Data entries for graphics:
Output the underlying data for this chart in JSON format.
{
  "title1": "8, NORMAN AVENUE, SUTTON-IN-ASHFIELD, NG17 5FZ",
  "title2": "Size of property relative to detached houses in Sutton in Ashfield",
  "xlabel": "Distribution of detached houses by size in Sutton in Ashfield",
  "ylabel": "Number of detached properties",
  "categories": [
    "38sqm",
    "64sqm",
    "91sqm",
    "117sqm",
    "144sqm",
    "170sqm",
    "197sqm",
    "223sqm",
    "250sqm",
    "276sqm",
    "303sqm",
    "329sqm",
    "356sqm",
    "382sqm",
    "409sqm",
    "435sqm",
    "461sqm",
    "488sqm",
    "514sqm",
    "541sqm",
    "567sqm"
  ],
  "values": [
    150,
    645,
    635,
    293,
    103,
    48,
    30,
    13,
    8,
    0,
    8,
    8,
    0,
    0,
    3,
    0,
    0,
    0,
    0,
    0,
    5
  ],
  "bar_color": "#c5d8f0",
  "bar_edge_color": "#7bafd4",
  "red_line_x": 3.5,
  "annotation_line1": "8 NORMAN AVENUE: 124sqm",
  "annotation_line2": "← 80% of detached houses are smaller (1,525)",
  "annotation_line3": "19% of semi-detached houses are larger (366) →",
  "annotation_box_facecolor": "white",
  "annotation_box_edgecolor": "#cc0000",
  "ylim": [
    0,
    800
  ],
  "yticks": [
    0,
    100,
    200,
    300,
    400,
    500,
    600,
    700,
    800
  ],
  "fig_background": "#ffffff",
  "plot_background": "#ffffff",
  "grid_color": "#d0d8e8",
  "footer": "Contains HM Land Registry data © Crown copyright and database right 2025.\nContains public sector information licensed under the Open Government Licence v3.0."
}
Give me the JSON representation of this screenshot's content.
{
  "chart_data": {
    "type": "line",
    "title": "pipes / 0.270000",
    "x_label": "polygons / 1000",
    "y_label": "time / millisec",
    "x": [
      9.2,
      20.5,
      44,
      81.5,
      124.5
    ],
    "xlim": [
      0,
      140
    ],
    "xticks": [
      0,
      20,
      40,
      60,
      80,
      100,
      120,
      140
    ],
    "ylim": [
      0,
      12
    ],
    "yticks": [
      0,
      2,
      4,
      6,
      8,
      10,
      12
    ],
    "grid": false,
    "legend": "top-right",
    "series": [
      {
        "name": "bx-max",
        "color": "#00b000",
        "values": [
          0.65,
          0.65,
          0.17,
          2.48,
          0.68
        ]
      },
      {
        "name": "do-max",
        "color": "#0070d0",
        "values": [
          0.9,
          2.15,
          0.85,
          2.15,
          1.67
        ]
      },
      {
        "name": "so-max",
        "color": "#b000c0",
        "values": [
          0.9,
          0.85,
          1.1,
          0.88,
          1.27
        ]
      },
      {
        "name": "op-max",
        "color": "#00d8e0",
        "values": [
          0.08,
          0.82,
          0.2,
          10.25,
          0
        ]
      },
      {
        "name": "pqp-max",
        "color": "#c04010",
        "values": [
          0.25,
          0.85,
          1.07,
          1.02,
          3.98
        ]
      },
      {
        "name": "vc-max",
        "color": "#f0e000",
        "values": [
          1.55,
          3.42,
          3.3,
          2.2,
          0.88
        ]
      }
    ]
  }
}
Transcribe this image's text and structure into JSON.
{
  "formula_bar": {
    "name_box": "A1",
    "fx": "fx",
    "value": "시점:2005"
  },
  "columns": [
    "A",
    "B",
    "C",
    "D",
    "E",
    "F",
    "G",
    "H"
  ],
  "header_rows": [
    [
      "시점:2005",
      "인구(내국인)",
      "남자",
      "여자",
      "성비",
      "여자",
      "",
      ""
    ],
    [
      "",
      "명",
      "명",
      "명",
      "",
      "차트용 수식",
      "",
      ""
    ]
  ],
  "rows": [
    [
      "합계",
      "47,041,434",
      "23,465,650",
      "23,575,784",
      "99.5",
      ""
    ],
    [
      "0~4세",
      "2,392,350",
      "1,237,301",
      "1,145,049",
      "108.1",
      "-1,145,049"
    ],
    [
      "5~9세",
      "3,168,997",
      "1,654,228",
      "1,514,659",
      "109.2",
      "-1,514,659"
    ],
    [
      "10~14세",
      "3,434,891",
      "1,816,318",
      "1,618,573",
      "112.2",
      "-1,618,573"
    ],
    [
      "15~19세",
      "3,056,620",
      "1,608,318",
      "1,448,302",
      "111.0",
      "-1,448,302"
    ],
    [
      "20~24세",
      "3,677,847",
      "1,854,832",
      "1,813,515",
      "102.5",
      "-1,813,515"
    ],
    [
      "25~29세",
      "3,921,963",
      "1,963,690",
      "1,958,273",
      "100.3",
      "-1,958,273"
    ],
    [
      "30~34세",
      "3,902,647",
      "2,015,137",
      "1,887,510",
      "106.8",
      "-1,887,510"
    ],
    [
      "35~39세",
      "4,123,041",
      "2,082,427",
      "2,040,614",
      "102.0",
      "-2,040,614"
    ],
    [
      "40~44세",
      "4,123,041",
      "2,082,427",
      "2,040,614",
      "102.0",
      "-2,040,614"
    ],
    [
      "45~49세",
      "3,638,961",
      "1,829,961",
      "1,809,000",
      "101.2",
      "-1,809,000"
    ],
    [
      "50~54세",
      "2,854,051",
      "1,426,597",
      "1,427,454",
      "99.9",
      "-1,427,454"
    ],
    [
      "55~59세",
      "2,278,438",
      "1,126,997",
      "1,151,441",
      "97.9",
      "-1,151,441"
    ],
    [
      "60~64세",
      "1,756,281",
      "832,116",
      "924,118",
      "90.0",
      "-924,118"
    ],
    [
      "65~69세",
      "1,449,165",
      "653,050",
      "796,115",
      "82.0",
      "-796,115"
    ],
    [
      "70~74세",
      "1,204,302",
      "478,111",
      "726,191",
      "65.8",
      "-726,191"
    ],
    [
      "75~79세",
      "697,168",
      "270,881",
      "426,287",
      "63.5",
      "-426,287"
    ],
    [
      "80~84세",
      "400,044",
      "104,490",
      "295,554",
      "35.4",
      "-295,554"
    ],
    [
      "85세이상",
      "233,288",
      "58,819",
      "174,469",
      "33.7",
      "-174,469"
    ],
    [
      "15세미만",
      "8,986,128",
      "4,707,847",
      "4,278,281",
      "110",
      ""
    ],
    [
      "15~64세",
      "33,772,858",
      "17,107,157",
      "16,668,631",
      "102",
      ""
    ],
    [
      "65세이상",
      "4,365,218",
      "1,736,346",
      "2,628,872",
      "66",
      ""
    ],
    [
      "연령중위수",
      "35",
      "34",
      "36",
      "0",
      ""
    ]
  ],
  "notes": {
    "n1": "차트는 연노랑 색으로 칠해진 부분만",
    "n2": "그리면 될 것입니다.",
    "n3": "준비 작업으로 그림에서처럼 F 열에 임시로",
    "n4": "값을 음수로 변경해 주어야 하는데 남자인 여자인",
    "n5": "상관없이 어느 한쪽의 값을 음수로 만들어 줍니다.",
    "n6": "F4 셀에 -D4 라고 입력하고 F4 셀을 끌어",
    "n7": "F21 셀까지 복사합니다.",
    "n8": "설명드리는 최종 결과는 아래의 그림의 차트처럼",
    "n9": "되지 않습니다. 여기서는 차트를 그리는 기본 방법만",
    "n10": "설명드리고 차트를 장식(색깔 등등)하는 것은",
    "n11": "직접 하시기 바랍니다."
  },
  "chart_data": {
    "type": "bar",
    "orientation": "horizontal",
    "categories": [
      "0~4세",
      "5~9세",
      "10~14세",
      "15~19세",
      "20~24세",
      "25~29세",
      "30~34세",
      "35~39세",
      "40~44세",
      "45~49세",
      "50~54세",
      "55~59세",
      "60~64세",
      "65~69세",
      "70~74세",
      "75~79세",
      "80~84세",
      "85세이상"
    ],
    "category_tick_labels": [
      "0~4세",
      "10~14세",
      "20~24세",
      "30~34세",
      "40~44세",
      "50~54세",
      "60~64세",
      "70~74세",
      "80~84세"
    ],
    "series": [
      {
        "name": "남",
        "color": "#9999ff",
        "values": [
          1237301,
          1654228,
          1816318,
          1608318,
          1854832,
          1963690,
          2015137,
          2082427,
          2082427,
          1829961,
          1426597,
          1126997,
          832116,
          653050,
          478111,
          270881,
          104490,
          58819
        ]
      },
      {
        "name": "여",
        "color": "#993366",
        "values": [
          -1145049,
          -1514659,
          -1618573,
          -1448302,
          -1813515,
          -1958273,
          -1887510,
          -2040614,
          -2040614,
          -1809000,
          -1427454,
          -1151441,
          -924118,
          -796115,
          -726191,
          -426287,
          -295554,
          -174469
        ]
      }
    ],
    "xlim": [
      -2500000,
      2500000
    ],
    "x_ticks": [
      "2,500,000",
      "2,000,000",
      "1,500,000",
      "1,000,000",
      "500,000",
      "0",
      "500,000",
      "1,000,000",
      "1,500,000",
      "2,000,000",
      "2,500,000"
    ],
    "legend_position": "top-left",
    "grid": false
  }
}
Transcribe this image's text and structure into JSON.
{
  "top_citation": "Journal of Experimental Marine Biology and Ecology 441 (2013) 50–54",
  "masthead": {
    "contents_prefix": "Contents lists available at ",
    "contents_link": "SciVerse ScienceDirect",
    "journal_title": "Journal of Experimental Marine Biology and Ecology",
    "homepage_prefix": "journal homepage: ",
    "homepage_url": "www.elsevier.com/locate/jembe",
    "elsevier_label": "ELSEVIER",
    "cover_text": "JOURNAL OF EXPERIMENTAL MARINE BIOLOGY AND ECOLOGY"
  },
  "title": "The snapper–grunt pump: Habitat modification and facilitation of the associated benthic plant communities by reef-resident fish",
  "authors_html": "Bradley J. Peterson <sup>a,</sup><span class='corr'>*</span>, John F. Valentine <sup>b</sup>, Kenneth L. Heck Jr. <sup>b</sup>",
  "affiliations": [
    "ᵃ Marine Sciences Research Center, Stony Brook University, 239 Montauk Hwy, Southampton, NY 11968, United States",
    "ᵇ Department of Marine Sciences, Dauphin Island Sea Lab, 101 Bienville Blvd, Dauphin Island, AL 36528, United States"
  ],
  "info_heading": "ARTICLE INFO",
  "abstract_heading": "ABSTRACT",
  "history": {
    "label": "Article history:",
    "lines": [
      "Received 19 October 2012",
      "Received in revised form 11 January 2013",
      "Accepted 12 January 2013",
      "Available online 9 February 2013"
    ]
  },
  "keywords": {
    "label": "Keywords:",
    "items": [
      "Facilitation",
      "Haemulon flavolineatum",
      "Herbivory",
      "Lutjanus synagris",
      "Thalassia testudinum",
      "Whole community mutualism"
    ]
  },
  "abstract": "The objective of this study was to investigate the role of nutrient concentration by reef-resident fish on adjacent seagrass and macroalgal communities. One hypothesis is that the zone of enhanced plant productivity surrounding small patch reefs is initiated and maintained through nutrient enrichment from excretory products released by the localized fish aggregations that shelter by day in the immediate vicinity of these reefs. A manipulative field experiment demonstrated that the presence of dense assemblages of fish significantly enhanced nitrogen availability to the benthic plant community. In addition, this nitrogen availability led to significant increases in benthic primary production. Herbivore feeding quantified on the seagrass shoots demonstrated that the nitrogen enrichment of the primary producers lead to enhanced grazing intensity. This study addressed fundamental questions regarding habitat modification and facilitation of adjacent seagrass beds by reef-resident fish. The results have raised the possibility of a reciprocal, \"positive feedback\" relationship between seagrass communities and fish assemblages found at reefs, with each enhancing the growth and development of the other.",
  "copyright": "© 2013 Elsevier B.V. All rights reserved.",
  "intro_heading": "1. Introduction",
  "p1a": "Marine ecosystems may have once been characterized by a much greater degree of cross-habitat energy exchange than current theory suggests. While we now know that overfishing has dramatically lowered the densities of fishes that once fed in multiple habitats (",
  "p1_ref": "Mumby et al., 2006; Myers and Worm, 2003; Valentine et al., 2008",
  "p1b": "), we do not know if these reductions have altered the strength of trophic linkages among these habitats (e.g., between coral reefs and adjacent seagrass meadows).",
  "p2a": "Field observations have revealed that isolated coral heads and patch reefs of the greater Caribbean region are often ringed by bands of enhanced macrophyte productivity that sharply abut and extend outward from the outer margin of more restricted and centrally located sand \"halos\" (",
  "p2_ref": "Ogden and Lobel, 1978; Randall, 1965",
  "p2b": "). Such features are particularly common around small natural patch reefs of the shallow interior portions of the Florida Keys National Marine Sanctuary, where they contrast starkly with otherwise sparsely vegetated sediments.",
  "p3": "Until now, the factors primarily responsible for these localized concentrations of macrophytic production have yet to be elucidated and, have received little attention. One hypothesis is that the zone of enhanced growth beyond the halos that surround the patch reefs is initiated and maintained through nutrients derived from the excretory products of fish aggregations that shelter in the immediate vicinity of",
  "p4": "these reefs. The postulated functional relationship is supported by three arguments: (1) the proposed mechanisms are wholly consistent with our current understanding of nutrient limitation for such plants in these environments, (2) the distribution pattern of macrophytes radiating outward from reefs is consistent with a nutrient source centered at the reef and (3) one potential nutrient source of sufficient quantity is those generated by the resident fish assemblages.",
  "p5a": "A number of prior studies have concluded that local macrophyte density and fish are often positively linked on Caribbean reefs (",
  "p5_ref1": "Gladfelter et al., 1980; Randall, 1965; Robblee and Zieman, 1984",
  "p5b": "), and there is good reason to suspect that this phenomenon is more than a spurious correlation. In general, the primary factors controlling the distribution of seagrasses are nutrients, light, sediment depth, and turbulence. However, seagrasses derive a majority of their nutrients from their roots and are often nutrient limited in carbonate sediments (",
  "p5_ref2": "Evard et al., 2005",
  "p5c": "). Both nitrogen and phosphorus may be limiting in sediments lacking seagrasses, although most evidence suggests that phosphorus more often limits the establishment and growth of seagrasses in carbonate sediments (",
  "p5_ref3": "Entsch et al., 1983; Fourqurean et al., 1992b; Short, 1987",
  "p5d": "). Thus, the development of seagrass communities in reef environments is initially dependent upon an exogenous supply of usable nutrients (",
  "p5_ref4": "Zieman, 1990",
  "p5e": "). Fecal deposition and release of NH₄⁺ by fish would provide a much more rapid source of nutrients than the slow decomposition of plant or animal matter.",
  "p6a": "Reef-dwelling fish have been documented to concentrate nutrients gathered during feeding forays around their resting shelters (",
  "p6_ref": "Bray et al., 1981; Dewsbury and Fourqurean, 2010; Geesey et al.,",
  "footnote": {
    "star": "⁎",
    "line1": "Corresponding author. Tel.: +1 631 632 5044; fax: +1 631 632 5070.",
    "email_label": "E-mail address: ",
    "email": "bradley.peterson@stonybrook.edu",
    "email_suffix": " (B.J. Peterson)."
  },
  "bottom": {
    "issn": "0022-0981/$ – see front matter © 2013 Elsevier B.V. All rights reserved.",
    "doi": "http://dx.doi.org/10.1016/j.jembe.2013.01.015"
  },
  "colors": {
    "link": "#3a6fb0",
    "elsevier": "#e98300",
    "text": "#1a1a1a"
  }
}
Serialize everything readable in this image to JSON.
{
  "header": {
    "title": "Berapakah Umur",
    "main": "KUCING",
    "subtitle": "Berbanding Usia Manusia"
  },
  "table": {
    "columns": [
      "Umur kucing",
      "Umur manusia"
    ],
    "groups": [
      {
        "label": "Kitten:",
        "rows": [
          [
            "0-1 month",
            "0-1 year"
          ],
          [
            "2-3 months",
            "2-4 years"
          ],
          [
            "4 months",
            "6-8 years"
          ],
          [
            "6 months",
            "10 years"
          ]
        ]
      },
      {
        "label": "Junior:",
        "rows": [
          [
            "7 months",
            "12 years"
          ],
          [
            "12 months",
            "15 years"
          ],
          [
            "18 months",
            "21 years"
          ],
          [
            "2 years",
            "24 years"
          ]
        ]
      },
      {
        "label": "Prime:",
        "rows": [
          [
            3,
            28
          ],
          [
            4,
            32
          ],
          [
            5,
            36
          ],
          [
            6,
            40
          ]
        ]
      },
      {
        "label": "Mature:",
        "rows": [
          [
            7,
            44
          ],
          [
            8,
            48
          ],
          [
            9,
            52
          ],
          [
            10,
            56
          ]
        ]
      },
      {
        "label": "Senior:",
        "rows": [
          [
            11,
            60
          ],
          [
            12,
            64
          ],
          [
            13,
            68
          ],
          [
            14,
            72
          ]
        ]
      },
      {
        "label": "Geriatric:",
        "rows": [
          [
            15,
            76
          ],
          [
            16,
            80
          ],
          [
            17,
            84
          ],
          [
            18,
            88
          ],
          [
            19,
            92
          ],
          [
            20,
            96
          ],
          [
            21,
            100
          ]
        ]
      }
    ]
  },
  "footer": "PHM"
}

*What you are asked to do*
Copy every line above that includes the string "reserved".

*Answer to the task*
  "copyright": "© 2013 Elsevier B.V. All rights reserved.",
    "issn": "0022-0981/$ – see front matter © 2013 Elsevier B.V. All rights reserved.",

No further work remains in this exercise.